## Task goal
Pick out all lines of the entries that include the word "prompt" and copy them.
══ Data for this exercise
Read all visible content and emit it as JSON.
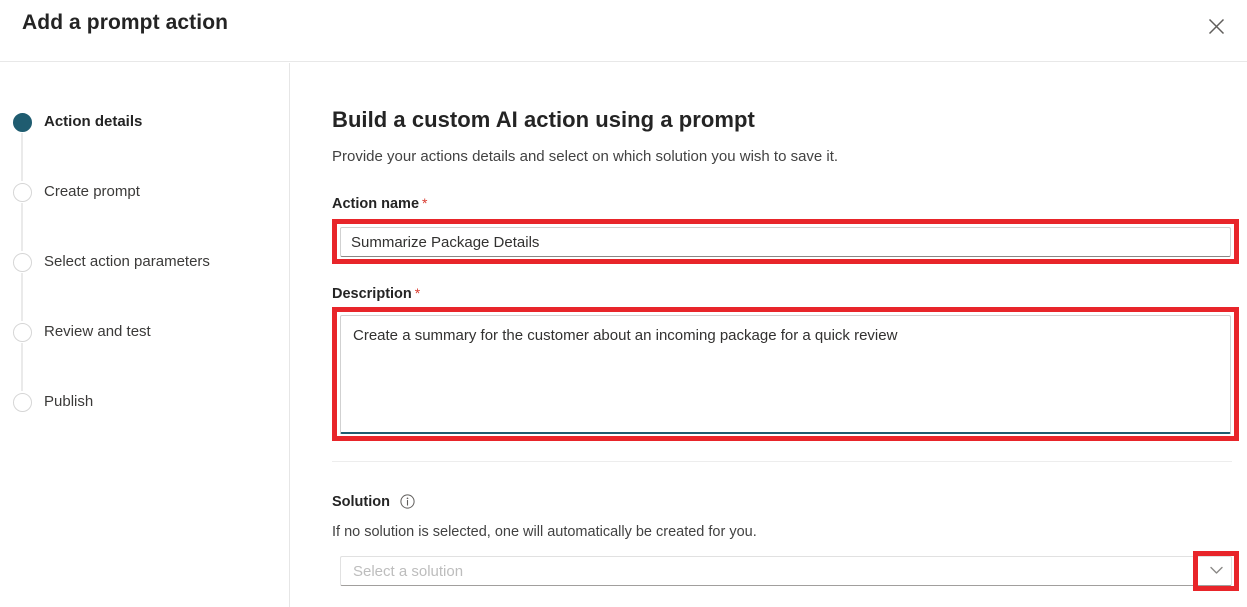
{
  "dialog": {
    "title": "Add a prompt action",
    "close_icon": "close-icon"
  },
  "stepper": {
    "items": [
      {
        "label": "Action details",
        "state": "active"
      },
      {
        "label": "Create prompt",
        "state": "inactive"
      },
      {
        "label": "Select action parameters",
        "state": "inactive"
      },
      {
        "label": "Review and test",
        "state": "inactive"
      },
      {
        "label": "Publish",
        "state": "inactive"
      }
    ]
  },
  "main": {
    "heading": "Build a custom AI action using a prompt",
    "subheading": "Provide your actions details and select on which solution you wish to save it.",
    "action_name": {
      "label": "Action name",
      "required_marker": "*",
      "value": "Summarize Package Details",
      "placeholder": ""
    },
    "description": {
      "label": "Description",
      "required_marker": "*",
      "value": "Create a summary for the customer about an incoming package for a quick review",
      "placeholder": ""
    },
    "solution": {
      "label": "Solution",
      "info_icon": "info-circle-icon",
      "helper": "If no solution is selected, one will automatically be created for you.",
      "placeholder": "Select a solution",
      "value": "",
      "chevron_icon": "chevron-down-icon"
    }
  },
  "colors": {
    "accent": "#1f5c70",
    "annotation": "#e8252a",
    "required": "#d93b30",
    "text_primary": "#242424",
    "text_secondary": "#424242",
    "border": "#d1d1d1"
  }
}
════
## Result of the task
    "title": "Add a prompt action",
        "label": "Create prompt",
    "heading": "Build a custom AI action using a prompt",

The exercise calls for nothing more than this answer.